<<<<

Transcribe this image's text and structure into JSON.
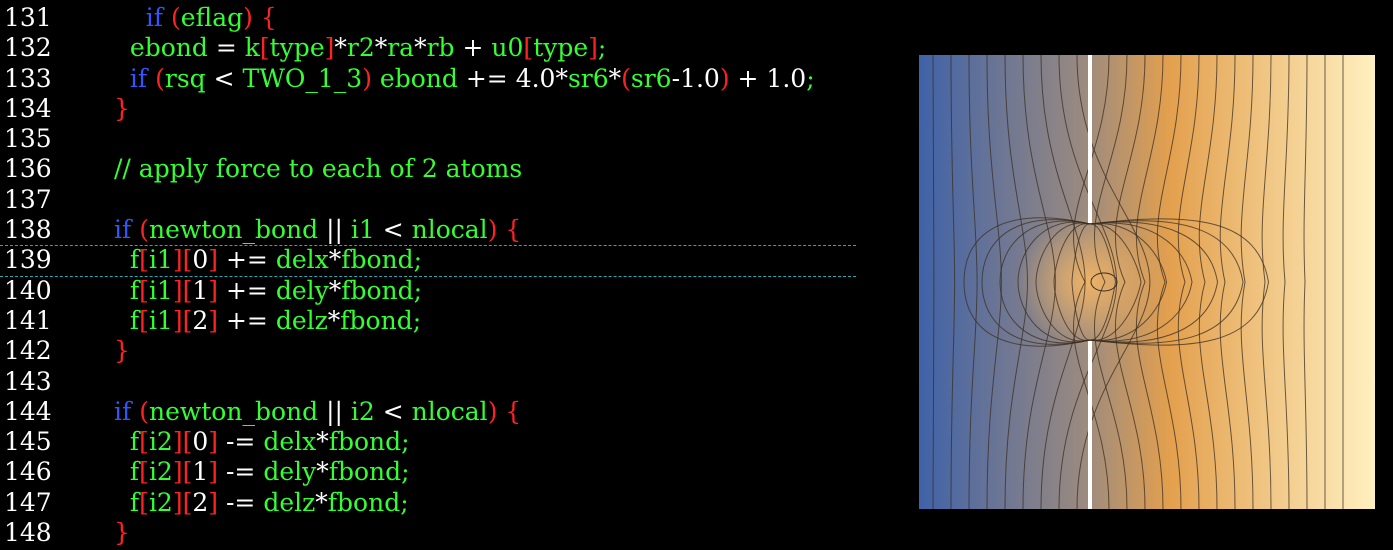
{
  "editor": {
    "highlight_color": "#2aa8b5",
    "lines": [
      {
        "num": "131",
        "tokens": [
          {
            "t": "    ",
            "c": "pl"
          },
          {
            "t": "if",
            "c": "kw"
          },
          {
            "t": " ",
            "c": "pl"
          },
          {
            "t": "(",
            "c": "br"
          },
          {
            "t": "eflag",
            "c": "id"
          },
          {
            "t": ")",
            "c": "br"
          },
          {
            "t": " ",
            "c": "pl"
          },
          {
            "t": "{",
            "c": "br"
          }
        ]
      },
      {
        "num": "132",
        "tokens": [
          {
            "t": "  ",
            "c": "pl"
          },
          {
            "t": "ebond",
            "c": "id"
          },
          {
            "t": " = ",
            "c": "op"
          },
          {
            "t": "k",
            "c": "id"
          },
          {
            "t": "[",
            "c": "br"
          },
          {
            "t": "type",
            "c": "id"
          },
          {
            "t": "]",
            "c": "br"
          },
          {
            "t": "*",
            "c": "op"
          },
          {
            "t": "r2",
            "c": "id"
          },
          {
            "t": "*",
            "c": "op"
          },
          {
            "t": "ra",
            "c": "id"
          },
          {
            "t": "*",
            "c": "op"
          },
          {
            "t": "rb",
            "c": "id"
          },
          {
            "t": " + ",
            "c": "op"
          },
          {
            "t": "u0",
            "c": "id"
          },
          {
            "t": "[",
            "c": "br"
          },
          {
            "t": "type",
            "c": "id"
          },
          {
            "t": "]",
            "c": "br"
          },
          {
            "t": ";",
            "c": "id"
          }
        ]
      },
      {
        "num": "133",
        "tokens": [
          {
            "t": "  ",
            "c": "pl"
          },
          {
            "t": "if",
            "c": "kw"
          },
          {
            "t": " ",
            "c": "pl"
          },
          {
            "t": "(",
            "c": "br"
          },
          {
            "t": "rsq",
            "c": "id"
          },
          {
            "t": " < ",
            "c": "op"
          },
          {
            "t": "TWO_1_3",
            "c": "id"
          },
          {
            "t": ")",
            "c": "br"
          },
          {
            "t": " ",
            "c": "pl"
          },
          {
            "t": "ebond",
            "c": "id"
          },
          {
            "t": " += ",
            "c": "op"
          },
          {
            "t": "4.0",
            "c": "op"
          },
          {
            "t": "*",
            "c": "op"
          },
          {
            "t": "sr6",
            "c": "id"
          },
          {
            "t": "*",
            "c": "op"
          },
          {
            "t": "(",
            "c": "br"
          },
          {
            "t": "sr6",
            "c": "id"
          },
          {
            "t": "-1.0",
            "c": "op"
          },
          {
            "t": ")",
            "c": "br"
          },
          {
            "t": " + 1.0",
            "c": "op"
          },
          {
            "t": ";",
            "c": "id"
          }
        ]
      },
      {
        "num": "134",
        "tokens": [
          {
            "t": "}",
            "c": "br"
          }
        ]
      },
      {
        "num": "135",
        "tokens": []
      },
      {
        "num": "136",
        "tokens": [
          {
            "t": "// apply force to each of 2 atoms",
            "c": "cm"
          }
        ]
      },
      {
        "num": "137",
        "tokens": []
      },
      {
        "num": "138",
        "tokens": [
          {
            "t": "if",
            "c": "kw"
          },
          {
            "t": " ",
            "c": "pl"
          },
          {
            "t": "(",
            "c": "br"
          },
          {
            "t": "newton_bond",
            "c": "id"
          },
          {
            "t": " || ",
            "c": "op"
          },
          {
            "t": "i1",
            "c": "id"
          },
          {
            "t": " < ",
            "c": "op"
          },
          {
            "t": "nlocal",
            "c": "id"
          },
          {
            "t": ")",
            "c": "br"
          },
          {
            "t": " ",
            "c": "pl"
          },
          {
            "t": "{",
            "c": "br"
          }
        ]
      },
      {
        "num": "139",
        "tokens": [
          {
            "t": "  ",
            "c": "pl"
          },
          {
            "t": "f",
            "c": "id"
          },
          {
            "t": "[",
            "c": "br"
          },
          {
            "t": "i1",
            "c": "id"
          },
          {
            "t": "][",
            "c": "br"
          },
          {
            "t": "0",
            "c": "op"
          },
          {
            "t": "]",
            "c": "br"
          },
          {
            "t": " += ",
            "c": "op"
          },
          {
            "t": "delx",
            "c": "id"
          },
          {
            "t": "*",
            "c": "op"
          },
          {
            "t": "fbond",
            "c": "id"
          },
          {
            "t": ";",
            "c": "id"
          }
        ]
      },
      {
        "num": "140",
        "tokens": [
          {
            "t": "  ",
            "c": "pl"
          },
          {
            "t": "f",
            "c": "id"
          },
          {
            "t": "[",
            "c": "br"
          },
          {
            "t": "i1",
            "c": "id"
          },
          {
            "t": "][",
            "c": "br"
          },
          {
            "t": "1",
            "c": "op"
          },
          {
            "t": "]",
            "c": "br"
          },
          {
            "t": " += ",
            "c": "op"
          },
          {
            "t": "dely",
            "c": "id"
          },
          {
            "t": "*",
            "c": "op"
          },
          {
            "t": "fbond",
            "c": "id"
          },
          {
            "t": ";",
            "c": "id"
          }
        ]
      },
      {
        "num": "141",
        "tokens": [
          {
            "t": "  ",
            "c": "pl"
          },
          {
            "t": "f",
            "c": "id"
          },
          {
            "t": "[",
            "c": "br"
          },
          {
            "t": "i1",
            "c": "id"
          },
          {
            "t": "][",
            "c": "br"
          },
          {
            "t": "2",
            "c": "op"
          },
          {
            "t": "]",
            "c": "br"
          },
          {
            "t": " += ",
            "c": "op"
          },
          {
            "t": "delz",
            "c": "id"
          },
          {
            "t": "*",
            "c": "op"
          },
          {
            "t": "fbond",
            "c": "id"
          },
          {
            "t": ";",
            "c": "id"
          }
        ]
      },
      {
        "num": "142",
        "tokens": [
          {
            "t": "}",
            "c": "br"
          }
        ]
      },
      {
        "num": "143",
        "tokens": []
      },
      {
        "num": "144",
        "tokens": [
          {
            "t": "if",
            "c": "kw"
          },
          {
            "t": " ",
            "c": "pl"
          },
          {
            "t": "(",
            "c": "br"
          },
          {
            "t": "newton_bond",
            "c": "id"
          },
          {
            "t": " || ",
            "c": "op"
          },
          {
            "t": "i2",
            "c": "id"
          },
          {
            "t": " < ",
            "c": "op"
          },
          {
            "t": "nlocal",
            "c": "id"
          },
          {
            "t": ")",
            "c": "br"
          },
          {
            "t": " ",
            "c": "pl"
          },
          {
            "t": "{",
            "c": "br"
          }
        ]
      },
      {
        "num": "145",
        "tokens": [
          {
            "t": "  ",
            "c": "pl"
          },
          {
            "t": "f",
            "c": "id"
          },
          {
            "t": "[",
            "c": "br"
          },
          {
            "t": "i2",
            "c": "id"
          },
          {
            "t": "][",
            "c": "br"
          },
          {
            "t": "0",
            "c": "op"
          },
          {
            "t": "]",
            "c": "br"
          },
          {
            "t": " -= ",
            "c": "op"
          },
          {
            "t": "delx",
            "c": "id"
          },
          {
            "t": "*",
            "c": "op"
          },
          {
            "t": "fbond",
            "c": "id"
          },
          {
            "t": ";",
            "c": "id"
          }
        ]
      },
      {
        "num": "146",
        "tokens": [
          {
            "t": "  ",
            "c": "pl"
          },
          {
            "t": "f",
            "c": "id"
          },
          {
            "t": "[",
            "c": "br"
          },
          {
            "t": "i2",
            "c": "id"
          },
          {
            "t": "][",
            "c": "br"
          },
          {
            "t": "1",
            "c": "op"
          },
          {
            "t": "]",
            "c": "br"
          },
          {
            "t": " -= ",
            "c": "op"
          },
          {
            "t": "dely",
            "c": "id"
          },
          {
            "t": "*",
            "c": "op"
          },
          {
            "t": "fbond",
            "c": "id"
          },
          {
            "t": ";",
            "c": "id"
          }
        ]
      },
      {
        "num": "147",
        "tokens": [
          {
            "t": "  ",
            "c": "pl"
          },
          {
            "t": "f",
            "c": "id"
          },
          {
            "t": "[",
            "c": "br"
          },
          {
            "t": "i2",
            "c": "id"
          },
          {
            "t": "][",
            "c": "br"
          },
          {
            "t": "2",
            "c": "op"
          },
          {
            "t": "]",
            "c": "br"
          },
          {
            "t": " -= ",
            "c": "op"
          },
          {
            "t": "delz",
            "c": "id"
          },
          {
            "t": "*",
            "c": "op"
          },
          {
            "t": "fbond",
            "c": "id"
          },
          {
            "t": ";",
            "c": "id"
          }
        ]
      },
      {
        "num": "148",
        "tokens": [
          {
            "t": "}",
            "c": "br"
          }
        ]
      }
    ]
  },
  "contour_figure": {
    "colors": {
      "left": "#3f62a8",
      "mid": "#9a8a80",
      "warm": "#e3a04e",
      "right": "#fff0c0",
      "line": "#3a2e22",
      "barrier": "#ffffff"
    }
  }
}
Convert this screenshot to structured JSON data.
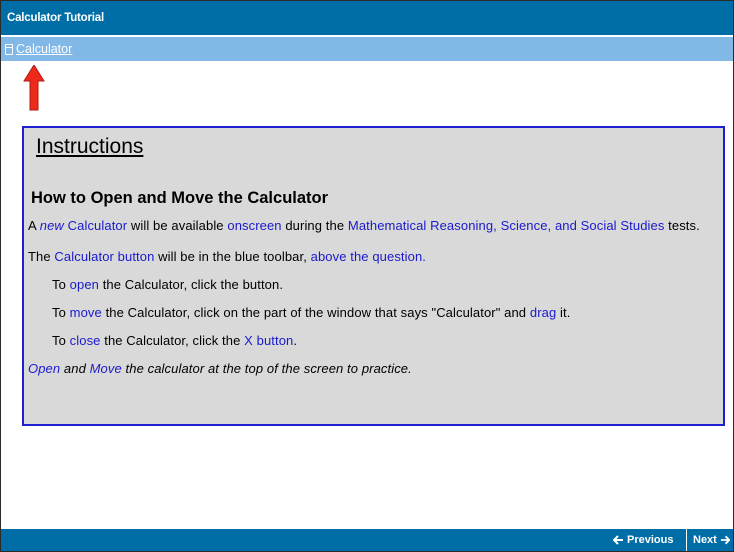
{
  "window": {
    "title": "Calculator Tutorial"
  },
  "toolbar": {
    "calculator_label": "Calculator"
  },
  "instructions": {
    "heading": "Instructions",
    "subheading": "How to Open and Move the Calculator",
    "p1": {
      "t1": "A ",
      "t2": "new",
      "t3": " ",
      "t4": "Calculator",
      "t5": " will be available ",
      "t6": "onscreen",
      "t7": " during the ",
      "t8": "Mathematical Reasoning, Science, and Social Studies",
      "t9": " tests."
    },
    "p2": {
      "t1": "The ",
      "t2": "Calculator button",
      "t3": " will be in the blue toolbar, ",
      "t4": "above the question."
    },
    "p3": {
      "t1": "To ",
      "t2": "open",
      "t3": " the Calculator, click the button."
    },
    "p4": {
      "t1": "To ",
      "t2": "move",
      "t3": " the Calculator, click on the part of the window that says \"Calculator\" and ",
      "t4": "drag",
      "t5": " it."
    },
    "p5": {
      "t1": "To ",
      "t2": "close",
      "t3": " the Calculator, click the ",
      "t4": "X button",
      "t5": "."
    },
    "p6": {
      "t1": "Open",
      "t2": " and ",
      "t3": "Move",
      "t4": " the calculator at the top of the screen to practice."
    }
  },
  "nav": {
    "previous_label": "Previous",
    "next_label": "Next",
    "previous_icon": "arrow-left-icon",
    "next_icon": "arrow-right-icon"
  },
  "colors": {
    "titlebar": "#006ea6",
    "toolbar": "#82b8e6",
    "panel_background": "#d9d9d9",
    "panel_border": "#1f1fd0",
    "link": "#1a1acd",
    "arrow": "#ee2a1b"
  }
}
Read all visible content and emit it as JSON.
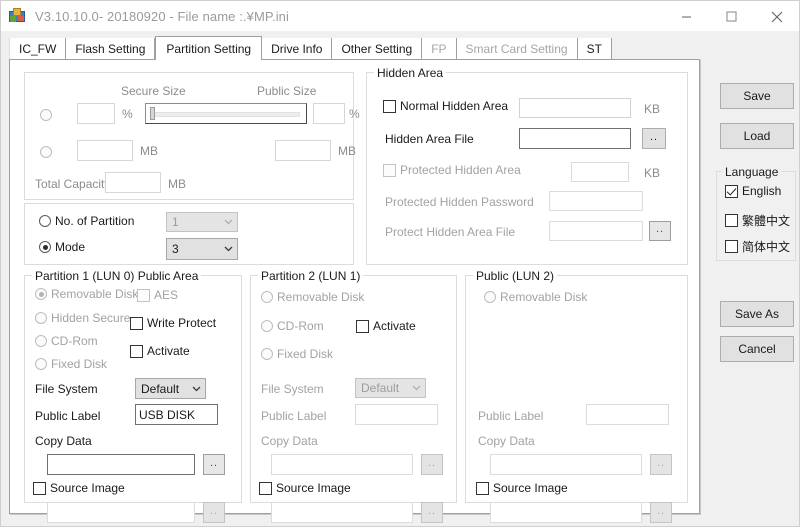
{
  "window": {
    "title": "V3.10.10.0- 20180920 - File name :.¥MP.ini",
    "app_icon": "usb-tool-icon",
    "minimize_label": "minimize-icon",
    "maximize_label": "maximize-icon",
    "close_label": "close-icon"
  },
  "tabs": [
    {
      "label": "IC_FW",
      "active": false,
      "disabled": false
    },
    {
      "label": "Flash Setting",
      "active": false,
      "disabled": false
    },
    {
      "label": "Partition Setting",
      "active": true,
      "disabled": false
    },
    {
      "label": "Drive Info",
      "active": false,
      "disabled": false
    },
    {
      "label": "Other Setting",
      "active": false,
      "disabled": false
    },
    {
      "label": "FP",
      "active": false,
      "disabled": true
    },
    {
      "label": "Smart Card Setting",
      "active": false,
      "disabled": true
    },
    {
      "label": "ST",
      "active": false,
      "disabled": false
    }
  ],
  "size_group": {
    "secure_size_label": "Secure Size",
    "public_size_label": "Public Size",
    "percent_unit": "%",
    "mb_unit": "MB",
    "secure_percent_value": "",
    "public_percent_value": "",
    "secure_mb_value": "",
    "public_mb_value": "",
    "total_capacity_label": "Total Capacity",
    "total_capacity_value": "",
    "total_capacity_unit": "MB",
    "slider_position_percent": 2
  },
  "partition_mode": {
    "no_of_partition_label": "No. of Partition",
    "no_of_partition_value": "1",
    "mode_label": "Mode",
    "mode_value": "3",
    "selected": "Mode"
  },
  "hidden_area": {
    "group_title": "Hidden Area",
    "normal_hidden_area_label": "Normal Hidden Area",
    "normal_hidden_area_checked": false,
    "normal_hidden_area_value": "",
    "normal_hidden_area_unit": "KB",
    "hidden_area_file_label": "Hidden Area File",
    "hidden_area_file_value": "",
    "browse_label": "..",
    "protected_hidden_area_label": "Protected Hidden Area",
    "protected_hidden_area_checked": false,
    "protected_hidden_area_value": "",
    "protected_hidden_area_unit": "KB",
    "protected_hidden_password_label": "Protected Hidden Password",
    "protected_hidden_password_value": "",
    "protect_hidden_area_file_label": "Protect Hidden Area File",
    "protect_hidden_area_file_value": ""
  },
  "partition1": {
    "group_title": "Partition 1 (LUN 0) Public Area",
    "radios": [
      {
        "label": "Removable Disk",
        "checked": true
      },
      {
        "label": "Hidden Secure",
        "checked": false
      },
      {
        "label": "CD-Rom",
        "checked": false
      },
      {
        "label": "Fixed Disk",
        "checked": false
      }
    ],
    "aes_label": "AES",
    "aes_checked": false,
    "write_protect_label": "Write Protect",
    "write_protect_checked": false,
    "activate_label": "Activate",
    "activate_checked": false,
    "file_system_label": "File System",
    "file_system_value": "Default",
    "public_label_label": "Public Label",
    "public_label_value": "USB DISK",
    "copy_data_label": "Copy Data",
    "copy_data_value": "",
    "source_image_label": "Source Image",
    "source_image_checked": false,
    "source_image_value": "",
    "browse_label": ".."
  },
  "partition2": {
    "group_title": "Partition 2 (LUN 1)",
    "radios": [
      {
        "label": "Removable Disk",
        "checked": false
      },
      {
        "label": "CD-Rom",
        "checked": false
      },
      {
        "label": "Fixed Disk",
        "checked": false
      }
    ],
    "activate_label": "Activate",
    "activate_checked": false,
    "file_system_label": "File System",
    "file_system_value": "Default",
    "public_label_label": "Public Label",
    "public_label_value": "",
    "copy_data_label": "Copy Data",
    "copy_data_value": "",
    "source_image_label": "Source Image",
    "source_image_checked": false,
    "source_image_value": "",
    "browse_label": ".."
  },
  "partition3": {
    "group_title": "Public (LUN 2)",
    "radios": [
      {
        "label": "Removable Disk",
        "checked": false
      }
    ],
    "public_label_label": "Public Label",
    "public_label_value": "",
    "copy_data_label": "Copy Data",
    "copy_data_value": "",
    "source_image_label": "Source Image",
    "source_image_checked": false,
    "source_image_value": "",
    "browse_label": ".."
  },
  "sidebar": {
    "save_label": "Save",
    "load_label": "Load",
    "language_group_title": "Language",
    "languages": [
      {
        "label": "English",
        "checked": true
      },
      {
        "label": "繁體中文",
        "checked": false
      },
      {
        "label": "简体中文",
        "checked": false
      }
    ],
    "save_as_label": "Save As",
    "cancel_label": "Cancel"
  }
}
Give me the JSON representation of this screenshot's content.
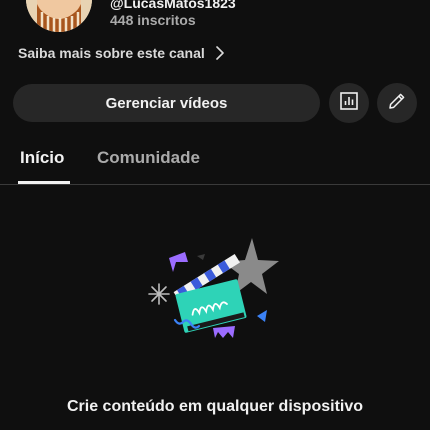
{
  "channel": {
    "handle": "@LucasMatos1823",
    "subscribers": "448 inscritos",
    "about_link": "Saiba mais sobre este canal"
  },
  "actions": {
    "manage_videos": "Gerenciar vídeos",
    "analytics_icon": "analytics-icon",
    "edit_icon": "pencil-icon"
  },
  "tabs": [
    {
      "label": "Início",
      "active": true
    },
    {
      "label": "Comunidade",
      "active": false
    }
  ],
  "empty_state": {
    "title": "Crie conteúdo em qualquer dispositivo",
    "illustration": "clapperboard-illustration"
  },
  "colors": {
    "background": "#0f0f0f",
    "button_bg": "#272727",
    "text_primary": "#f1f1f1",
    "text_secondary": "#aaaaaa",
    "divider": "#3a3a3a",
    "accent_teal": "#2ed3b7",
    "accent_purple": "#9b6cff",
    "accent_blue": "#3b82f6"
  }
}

>>>>

Pictures are not part of the copy. Extract exactly the lines from the line containing "Give me the" through the final line of the entries above, both included.

Give me the JSON representation of this screenshot's content.
{
  "channel": {
    "handle": "@LucasMatos1823",
    "subscribers": "448 inscritos",
    "about_link": "Saiba mais sobre este canal"
  },
  "actions": {
    "manage_videos": "Gerenciar vídeos",
    "analytics_icon": "analytics-icon",
    "edit_icon": "pencil-icon"
  },
  "tabs": [
    {
      "label": "Início",
      "active": true
    },
    {
      "label": "Comunidade",
      "active": false
    }
  ],
  "empty_state": {
    "title": "Crie conteúdo em qualquer dispositivo",
    "illustration": "clapperboard-illustration"
  },
  "colors": {
    "background": "#0f0f0f",
    "button_bg": "#272727",
    "text_primary": "#f1f1f1",
    "text_secondary": "#aaaaaa",
    "divider": "#3a3a3a",
    "accent_teal": "#2ed3b7",
    "accent_purple": "#9b6cff",
    "accent_blue": "#3b82f6"
  }
}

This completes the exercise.